+++ Data shown +++
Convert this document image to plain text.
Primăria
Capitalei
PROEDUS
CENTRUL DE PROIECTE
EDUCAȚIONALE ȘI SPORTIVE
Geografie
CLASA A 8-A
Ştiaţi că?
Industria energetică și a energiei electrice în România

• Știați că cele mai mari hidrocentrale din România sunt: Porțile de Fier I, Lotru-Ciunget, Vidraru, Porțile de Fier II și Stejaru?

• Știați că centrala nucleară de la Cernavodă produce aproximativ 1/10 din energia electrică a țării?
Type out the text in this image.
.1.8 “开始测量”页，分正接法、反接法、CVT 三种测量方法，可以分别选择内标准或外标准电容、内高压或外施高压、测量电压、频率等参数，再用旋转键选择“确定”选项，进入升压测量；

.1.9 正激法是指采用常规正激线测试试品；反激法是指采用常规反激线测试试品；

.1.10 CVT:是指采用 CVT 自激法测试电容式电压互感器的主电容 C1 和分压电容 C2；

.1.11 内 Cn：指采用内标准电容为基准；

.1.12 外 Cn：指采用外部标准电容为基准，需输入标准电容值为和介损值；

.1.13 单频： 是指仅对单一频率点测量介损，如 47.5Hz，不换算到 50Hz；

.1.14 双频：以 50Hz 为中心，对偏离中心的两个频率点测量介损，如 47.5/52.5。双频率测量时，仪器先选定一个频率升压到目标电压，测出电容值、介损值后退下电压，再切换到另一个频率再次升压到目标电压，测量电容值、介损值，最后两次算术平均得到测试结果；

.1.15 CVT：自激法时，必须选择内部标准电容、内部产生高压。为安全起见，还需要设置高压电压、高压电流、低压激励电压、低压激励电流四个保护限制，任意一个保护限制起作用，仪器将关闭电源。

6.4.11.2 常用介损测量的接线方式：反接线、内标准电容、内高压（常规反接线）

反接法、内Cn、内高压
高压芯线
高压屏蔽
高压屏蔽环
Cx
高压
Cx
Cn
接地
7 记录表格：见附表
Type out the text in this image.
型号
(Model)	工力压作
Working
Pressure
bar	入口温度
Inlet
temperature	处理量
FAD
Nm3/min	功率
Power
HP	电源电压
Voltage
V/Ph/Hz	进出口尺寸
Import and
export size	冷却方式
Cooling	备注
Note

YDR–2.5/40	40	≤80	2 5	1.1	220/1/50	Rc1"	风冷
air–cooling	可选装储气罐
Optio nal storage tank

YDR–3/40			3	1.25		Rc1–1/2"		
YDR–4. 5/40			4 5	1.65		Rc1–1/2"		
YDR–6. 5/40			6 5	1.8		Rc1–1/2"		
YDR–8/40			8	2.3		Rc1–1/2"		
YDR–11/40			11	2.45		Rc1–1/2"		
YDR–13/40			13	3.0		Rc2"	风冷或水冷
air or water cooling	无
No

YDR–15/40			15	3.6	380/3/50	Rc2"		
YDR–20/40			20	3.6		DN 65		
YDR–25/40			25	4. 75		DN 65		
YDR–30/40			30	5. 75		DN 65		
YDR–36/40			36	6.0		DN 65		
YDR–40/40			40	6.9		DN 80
+++
Task >> Reproduce the records above exactly.

Finished answer >>
Convert this document image to plain text.
Primăria
Capitalei
PROEDUS
CENTRUL DE PROIECTE
EDUCAȚIONALE ȘI SPORTIVE
Geografie
CLASA A 8-A
Ştiaţi că?
Industria energetică și a energiei electrice în România

• Știați că cele mai mari hidrocentrale din România sunt: Porțile de Fier I, Lotru-Ciunget, Vidraru, Porțile de Fier II și Stejaru?

• Știați că centrala nucleară de la Cernavodă produce aproximativ 1/10 din energia electrică a țării?
Type out the text in this image.
.1.8 “开始测量”页，分正接法、反接法、CVT 三种测量方法，可以分别选择内标准或外标准电容、内高压或外施高压、测量电压、频率等参数，再用旋转键选择“确定”选项，进入升压测量；

.1.9 正激法是指采用常规正激线测试试品；反激法是指采用常规反激线测试试品；

.1.10 CVT:是指采用 CVT 自激法测试电容式电压互感器的主电容 C1 和分压电容 C2；

.1.11 内 Cn：指采用内标准电容为基准；

.1.12 外 Cn：指采用外部标准电容为基准，需输入标准电容值为和介损值；

.1.13 单频： 是指仅对单一频率点测量介损，如 47.5Hz，不换算到 50Hz；

.1.14 双频：以 50Hz 为中心，对偏离中心的两个频率点测量介损，如 47.5/52.5。双频率测量时，仪器先选定一个频率升压到目标电压，测出电容值、介损值后退下电压，再切换到另一个频率再次升压到目标电压，测量电容值、介损值，最后两次算术平均得到测试结果；

.1.15 CVT：自激法时，必须选择内部标准电容、内部产生高压。为安全起见，还需要设置高压电压、高压电流、低压激励电压、低压激励电流四个保护限制，任意一个保护限制起作用，仪器将关闭电源。

6.4.11.2 常用介损测量的接线方式：反接线、内标准电容、内高压（常规反接线）

反接法、内Cn、内高压
高压芯线
高压屏蔽
高压屏蔽环
Cx
高压
Cx
Cn
接地
7 记录表格：见附表
Type out the text in this image.
型号
(Model)	工力压作
Working
Pressure
bar	入口温度
Inlet
temperature	处理量
FAD
Nm3/min	功率
Power
HP	电源电压
Voltage
V/Ph/Hz	进出口尺寸
Import and
export size	冷却方式
Cooling	备注
Note

YDR–2.5/40	40	≤80	2 5	1.1	220/1/50	Rc1"	风冷
air–cooling	可选装储气罐
Optio nal storage tank

YDR–3/40			3	1.25		Rc1–1/2"		
YDR–4. 5/40			4 5	1.65		Rc1–1/2"		
YDR–6. 5/40			6 5	1.8		Rc1–1/2"		
YDR–8/40			8	2.3		Rc1–1/2"		
YDR–11/40			11	2.45		Rc1–1/2"		
YDR–13/40			13	3.0		Rc2"	风冷或水冷
air or water cooling	无
No

YDR–15/40			15	3.6	380/3/50	Rc2"		
YDR–20/40			20	3.6		DN 65		
YDR–25/40			25	4. 75		DN 65		
YDR–30/40			30	5. 75		DN 65		
YDR–36/40			36	6.0		DN 65		
YDR–40/40			40	6.9		DN 80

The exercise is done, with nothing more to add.